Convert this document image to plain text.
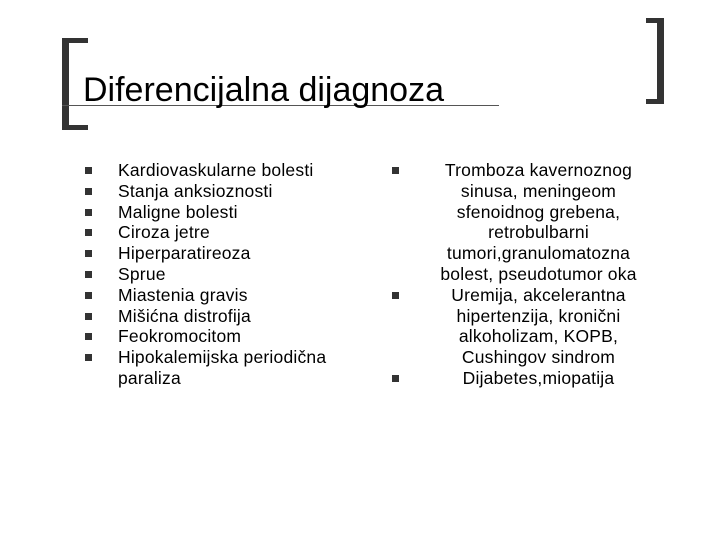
Diferencijalna dijagnoza
Kardiovaskularne bolesti
Stanja anksioznosti
Maligne bolesti
Ciroza jetre
Hiperparatireoza
Sprue
Miastenia gravis
Mišićna distrofija
Feokromocitom
Hipokalemijska periodična paraliza
Tromboza kavernoznog sinusa, meningeom sfenoidnog grebena, retrobulbarni tumori,granulomatozna bolest, pseudotumor oka
Uremija, akcelerantna hipertenzija, kronični alkoholizam, KOPB, Cushingov sindrom
Dijabetes,miopatija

- Exercise description
Repeat the entries exactly, pictures left out.

- Task answer
Convert this document image to plain text.
Diferencijalna dijagnoza
Kardiovaskularne bolesti
Stanja anksioznosti
Maligne bolesti
Ciroza jetre
Hiperparatireoza
Sprue
Miastenia gravis
Mišićna distrofija
Feokromocitom
Hipokalemijska periodična paraliza
Tromboza kavernoznog sinusa, meningeom sfenoidnog grebena, retrobulbarni tumori,granulomatozna bolest, pseudotumor oka
Uremija, akcelerantna hipertenzija, kronični alkoholizam, KOPB, Cushingov sindrom
Dijabetes,miopatija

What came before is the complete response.